Problem
Find each line with the word "nicht" and copy it.

## BEGIN Task material

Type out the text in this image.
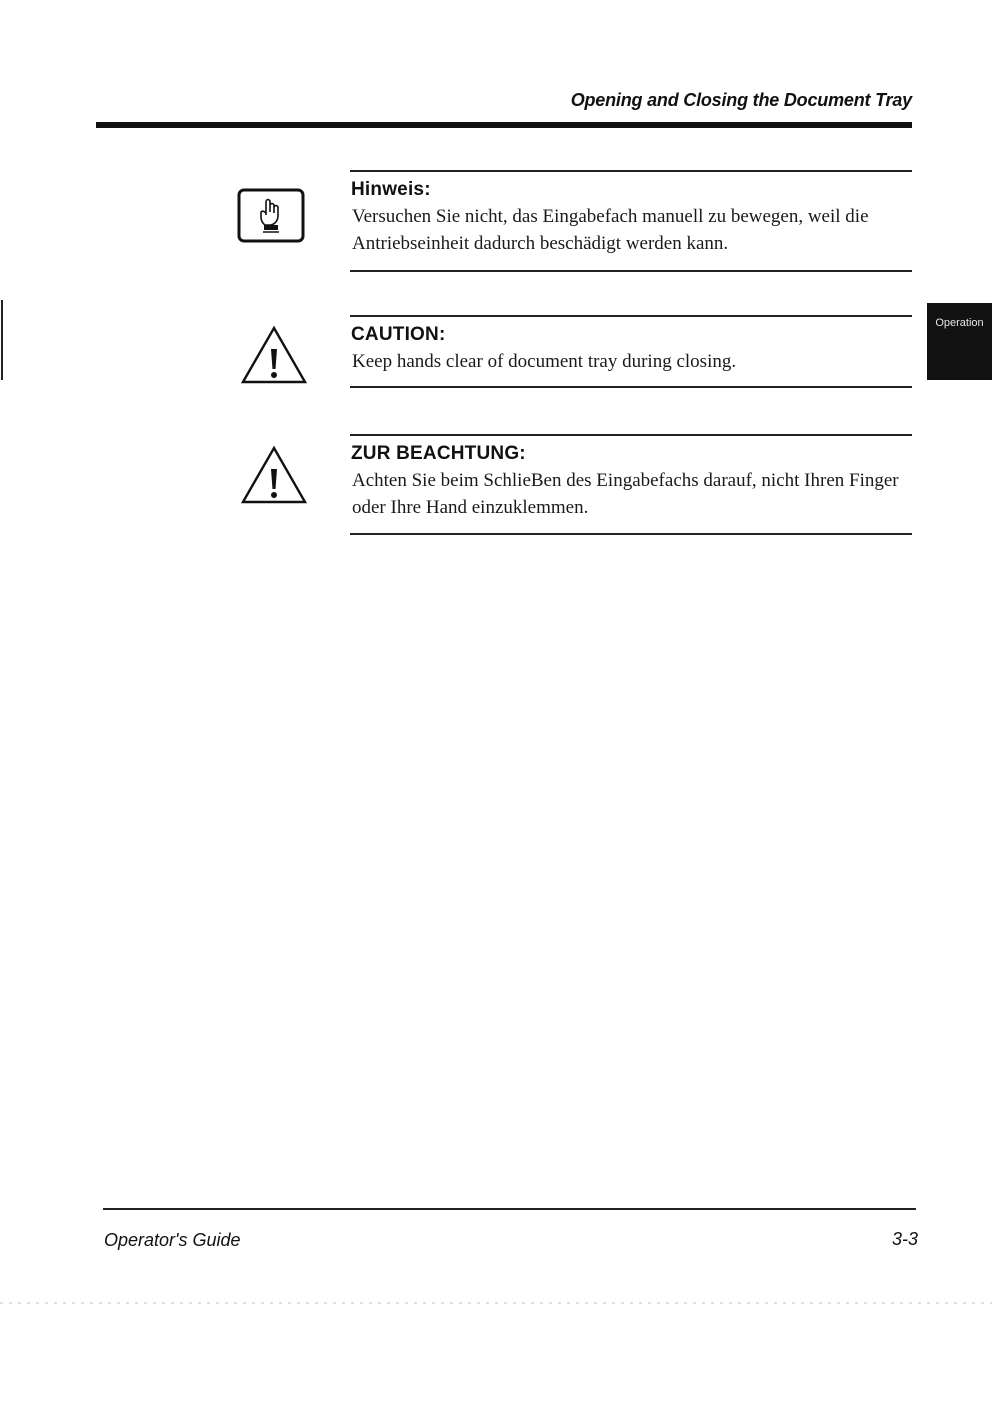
Opening and Closing the Document Tray
Operation
Hinweis:
Versuchen Sie nicht, das Eingabefach manuell zu bewegen, weil die Antriebseinheit dadurch beschädigt werden kann.
CAUTION:
Keep hands clear of document tray during closing.
ZUR BEACHTUNG:
Achten Sie beim SchlieBen des Eingabefachs darauf, nicht Ihren Finger oder Ihre Hand einzuklemmen.
Operator's Guide	3-3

## END Task material

Answer for the task
Versuchen Sie nicht, das Eingabefach manuell zu bewegen, weil die Antriebseinheit dadurch beschädigt werden kann.
Achten Sie beim SchlieBen des Eingabefachs darauf, nicht Ihren Finger oder Ihre Hand einzuklemmen.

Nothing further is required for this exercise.